/---

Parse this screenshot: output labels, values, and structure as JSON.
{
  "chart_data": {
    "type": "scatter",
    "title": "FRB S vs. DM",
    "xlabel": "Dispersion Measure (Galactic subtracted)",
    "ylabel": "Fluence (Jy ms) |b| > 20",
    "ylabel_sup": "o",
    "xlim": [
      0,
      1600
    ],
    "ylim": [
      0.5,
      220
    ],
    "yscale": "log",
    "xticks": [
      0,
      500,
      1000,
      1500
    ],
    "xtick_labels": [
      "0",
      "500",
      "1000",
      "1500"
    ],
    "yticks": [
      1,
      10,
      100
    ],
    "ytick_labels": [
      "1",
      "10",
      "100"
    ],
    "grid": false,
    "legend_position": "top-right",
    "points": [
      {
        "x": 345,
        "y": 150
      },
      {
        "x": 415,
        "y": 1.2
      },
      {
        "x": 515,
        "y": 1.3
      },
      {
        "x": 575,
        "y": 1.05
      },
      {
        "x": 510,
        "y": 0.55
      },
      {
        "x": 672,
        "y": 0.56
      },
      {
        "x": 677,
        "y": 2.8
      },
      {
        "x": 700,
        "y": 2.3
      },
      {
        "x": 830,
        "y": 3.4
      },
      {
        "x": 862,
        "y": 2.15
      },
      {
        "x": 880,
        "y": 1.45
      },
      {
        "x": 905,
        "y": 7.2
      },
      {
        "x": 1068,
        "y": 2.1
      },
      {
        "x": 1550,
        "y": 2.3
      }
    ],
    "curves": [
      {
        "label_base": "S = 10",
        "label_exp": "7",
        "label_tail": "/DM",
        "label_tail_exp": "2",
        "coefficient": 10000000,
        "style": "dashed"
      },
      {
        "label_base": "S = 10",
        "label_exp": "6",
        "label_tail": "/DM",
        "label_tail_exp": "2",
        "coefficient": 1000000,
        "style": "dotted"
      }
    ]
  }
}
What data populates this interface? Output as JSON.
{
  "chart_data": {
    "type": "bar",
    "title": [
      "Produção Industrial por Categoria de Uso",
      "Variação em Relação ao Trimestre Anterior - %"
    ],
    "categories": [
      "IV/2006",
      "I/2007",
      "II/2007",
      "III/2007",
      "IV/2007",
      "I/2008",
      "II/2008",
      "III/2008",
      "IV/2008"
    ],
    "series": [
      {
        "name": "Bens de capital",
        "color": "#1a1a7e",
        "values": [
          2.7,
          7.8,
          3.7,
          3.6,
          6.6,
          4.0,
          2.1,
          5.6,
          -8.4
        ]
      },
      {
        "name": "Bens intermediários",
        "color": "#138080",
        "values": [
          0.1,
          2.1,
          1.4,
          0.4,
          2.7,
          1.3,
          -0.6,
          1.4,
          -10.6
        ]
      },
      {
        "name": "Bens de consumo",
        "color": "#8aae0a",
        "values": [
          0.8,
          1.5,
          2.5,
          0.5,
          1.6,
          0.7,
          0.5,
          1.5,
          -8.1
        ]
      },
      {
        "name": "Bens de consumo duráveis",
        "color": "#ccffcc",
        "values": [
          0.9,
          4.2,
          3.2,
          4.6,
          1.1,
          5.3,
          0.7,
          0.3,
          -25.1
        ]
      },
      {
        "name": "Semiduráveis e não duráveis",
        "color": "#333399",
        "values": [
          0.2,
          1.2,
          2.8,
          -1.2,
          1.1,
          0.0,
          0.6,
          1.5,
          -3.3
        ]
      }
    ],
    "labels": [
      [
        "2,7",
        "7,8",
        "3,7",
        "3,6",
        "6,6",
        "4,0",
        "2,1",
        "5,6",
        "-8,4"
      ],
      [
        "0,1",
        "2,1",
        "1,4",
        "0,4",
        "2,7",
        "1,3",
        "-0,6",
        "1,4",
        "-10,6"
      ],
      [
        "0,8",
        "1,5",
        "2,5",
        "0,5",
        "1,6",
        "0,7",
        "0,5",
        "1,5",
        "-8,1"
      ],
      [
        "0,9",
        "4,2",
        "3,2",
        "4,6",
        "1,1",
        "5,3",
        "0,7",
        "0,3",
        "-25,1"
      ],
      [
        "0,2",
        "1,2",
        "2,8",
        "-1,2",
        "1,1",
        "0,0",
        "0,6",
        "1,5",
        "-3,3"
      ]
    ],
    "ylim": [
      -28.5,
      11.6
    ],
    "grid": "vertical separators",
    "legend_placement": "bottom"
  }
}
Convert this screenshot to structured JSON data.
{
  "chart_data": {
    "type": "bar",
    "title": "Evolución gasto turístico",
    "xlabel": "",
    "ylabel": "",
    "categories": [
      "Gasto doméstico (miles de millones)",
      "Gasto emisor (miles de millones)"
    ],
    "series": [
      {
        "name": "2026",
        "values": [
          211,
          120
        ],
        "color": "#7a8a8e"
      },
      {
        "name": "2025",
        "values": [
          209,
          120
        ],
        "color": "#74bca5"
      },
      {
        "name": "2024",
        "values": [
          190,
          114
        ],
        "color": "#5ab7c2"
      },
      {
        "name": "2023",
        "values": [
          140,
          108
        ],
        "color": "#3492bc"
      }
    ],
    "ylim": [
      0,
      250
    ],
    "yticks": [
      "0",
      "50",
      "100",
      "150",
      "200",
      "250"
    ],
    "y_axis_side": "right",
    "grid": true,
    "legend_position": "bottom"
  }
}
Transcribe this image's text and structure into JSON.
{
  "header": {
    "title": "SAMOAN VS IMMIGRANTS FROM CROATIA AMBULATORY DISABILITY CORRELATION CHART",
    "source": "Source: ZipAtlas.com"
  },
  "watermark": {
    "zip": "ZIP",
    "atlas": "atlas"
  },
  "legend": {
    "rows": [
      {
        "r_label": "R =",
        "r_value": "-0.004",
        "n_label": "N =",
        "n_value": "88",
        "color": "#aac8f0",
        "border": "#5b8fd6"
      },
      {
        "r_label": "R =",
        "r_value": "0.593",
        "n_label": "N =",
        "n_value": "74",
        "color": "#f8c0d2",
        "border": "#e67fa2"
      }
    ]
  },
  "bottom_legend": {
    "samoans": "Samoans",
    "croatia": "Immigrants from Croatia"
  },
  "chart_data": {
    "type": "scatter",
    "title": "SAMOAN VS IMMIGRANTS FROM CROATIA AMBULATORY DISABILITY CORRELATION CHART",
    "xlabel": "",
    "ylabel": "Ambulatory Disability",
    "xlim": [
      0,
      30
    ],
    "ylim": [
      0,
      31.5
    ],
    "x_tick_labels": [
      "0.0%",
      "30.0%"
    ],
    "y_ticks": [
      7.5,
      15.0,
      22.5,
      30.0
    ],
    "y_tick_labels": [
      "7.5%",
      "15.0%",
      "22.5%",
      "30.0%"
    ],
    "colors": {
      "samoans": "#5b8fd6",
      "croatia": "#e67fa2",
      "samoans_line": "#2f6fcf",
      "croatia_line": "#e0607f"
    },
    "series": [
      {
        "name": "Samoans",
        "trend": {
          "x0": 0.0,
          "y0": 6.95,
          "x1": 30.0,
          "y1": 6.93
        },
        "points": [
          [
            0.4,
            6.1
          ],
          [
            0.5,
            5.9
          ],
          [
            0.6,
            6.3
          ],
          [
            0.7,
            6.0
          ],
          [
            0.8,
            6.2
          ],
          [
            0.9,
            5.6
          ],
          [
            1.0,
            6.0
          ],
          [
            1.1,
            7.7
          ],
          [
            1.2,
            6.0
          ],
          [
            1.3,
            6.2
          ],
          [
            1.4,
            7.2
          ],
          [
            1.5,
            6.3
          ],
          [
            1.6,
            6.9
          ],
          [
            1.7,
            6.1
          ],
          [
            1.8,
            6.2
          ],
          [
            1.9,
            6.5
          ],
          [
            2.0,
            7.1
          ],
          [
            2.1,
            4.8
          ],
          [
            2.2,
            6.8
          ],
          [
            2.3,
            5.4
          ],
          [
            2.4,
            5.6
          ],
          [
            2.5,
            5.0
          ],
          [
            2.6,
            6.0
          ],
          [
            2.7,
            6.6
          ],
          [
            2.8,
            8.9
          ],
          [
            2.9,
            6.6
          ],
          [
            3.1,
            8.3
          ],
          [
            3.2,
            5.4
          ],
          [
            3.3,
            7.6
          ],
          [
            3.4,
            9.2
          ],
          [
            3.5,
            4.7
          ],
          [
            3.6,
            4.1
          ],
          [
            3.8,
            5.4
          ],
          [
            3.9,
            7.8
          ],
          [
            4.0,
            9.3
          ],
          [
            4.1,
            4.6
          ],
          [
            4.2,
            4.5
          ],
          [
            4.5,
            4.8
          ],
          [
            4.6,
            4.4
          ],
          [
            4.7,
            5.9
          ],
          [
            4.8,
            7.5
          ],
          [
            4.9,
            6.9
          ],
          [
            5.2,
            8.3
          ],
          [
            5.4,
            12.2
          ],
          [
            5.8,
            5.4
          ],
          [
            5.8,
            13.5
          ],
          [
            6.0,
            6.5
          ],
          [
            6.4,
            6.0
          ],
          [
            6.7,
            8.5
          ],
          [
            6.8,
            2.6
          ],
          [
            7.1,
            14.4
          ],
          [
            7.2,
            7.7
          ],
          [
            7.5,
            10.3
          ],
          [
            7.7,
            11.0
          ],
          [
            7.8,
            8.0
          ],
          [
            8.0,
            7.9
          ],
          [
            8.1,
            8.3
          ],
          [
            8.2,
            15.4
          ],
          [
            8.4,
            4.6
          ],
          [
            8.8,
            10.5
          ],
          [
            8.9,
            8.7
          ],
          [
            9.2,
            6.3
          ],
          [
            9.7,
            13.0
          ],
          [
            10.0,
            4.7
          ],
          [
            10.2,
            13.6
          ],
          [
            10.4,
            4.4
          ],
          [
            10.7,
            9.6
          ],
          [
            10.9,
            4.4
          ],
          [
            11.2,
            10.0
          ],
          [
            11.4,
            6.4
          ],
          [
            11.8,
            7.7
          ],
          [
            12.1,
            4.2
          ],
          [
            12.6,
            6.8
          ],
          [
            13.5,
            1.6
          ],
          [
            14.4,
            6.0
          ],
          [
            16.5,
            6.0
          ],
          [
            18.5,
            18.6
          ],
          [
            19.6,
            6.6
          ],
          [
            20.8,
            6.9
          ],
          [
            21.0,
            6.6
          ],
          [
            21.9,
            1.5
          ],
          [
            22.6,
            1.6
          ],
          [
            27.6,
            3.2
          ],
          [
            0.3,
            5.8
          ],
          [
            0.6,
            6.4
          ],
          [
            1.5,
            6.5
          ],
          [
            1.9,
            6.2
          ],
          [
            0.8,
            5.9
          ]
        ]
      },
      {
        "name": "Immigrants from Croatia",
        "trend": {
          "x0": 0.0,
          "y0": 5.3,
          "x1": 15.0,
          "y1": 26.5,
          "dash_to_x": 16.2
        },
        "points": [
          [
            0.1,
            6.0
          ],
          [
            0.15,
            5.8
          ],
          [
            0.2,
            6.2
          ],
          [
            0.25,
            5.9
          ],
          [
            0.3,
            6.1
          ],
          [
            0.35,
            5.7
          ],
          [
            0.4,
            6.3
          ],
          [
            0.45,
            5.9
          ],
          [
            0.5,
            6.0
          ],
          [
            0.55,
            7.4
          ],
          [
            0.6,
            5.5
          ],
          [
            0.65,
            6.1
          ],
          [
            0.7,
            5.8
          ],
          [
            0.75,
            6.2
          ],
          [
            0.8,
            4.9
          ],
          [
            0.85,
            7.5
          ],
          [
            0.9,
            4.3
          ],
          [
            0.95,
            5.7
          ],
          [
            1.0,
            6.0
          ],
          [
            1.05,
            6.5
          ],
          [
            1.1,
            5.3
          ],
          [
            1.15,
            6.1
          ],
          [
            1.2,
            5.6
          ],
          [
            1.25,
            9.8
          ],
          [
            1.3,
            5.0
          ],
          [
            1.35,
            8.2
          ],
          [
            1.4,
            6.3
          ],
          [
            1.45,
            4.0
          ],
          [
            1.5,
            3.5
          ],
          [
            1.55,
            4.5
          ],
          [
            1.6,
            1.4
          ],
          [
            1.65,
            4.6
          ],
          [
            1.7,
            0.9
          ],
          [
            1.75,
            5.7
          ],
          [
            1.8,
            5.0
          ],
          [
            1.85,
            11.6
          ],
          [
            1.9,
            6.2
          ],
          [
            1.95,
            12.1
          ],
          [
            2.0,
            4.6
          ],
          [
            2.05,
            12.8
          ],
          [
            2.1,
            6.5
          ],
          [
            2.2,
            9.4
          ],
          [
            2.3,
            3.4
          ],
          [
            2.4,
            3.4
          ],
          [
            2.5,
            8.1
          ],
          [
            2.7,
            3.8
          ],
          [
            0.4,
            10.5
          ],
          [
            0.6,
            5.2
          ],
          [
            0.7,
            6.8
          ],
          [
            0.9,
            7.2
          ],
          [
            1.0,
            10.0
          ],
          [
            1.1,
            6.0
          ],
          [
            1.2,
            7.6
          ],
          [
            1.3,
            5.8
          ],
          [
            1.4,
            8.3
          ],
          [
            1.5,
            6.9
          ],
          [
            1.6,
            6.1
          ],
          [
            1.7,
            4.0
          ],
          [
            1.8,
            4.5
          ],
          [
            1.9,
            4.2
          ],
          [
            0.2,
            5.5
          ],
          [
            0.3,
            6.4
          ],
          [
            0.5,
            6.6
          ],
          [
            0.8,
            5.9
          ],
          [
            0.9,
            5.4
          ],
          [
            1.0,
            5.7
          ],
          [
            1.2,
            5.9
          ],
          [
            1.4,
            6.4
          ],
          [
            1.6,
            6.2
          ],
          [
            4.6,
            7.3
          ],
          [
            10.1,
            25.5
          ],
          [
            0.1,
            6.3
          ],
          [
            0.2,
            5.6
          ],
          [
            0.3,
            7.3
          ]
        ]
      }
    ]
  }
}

\---

• _WORK TO COMPLETE_
How many lines of the listing above include the word "right"? Reply with the number alone.

• _REPLY TO THE EXERCISE_
2